Write the records out again exactly, leaving no images in.

# Entries supplied start

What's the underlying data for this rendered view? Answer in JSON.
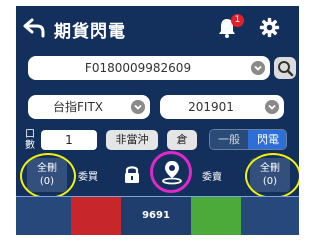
{
  "header": {
    "title": "期貨閃電",
    "notification_count": "1"
  },
  "contract": {
    "value": "F0180009982609"
  },
  "product": {
    "value": "台指FITX"
  },
  "month": {
    "value": "201901"
  },
  "order": {
    "qty_label": "口數",
    "qty_value": "1",
    "non_daytrade_label": "非當沖",
    "position_label": "倉",
    "mode_general": "一般",
    "mode_flash": "閃電",
    "mode_selected": "閃電"
  },
  "actions": {
    "clear_all_left": "全刪",
    "clear_all_left_count": "(0)",
    "entrust_buy": "委買",
    "entrust_sell": "委賣",
    "clear_all_right": "全刪",
    "clear_all_right_count": "(0)"
  },
  "ladder": {
    "price": "9691",
    "colors": {
      "bid": "#c7262b",
      "ask": "#4caa3a",
      "panel": "#13305c"
    }
  },
  "icons": [
    "back-arrow-icon",
    "bell-icon",
    "gear-icon",
    "chevron-down-icon",
    "search-icon",
    "lock-icon",
    "location-icon"
  ]
}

# Entries supplied end

-- Full response --
What's the underlying data for this rendered view? Answer in JSON.
{
  "header": {
    "title": "期貨閃電",
    "notification_count": "1"
  },
  "contract": {
    "value": "F0180009982609"
  },
  "product": {
    "value": "台指FITX"
  },
  "month": {
    "value": "201901"
  },
  "order": {
    "qty_label": "口數",
    "qty_value": "1",
    "non_daytrade_label": "非當沖",
    "position_label": "倉",
    "mode_general": "一般",
    "mode_flash": "閃電",
    "mode_selected": "閃電"
  },
  "actions": {
    "clear_all_left": "全刪",
    "clear_all_left_count": "(0)",
    "entrust_buy": "委買",
    "entrust_sell": "委賣",
    "clear_all_right": "全刪",
    "clear_all_right_count": "(0)"
  },
  "ladder": {
    "price": "9691",
    "colors": {
      "bid": "#c7262b",
      "ask": "#4caa3a",
      "panel": "#13305c"
    }
  },
  "icons": [
    "back-arrow-icon",
    "bell-icon",
    "gear-icon",
    "chevron-down-icon",
    "search-icon",
    "lock-icon",
    "location-icon"
  ]
}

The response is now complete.